I get it, totally, that you’re frustrated because managing your son’s health, his permit and his education, all of which seem intertwined, has become such a long-winded, time-consuming process. If I were in your mocassins, I think I'd be frazzled!

On the one hand, there’s the law, and the prescribed requirements, and you have to fulfil those, always, fully. Some parts of some laws allow for an exception for “Härtefall”, i.e. a special case in which fulfilling the law to the letter would cause an unreasonable hardship. Whether or not your son’s case would be deemed so, I do not know, and will PM you the name of a lawyer who combines her understanding of the law with a sense of social compassion, and who may be able to advise you.

On the other hand, there’s the culture, the way the wheels turn in Switzerland. I know you’ve been here for a while, but I think that – for most of us long-termers – when we feel pushed into a corner, we risk that our original culture may rise up in conflict with the Swiss way. I’m trying to be gentle, yet to point out a few things which I think might annoy a Swiss official, and so suggest ways that you could Swissify what you’re asking for. Please know that my aim is not to criticise, but to facilitate, if I can in any small way, your moving towards what you believe your son needs.

Understand that the Swiss do things in steps. Your heart, or your natural protective instinct as a parent, or your culture of origin, may have wanted a clear, once-and-for-all open-ended certificate that, since the boy had had an accident, he could be away from the country for however long it took to restore his vision as best possible. That’s understandably, since you want the very best options for him.

The “blank cheque” is, however, contrary to the Swiss culture. Here, careful perusal of the documents, slow evaluation, deliberate weighing up of the options, and solutions set until a certain date, to be revised later when some measurable criterion can be re-assessed, all these are esteemed. This is probably what seems to you like it is too “complicated”, yet here it is considered as being thorough and doing the job properly. Therefore, it may seem to you that nothing is happening, or that it’s not going well, when in fact the process is unfolding rather well… just methodically, step by step.

The Swiss authorities are not given to [rash] decisions, carte blanche permissions nor [wild] exceptions. And so it should be, since you yourself have said that the prognosis in your son’s case is not yet clear.

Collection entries
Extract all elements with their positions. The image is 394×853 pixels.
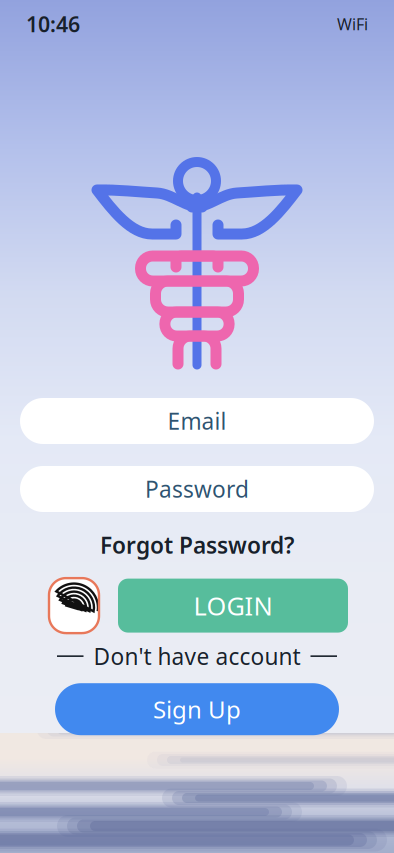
staticText: 10:46: [26, 10, 80, 38]
button[interactable]: Email: [20, 398, 374, 444]
button[interactable]: LOGIN: [118, 579, 348, 633]
staticText: Email: [168, 406, 226, 436]
staticText: WiFi: [337, 13, 368, 35]
button[interactable]: Forgot Password?: [100, 530, 294, 560]
staticText: LOGIN: [194, 589, 272, 622]
staticText: Password: [145, 474, 249, 504]
button[interactable]: Password: [20, 466, 374, 512]
button[interactable]: Sign Up: [55, 683, 339, 735]
staticText: Forgot Password?: [100, 530, 294, 560]
button[interactable]: Sign in with fingerprint: [49, 578, 99, 633]
staticText: Don't have account: [94, 641, 300, 671]
staticText: Sign Up: [153, 693, 241, 725]
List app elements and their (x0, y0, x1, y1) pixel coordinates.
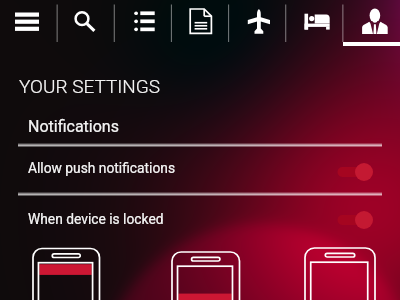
button[interactable]: List (115, 0, 172, 47)
button[interactable]: Allow push notifications (28, 160, 176, 176)
button[interactable]: Documents (172, 0, 229, 47)
button[interactable]: Hotels (286, 0, 343, 47)
button[interactable]: Profile (343, 0, 400, 47)
staticText: Notifications (28, 117, 119, 136)
button[interactable]: When device is locked (28, 211, 164, 227)
button[interactable]: Notifications (28, 117, 119, 136)
staticText: When device is locked (28, 211, 164, 227)
button[interactable]: YOUR SETTINGS (19, 75, 161, 97)
button[interactable]: Flights (229, 0, 286, 47)
button[interactable]: Toggle Allow push notifications (337, 162, 373, 182)
button[interactable]: Toggle When device is locked (337, 210, 373, 230)
staticText: YOUR SETTINGS (19, 75, 161, 97)
staticText: Allow push notifications (28, 160, 176, 176)
button[interactable]: Menu (0, 0, 58, 47)
button[interactable]: Search (58, 0, 115, 47)
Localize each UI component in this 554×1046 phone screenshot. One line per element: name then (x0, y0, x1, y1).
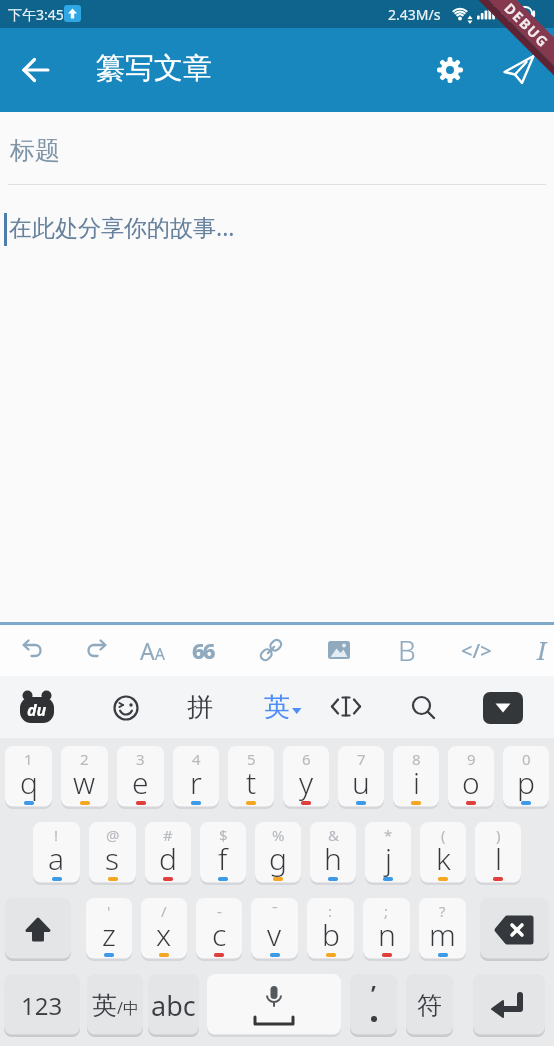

▶ _STATED EXERCISE 1_
In the passage on Swiss authorities, what does "Härtefall" mean?
▶ _STATED EXERCISE 2_
Copy word for word the part of the passage on Swiss authorities starting at "The Swiss authorities" and ending at "not yet clear.".
You can leave this material aside.

▶ _TASK RESPONSE 1_
A special case in which fulfilling the law to the letter would cause an unreasonable hardship.

▶ _TASK RESPONSE 2_
The Swiss authorities are not given to [rash] decisions, carte blanche permissions nor [wild] exceptions. And so it should be, since you yourself have said that the prognosis in your son’s case is not yet clear.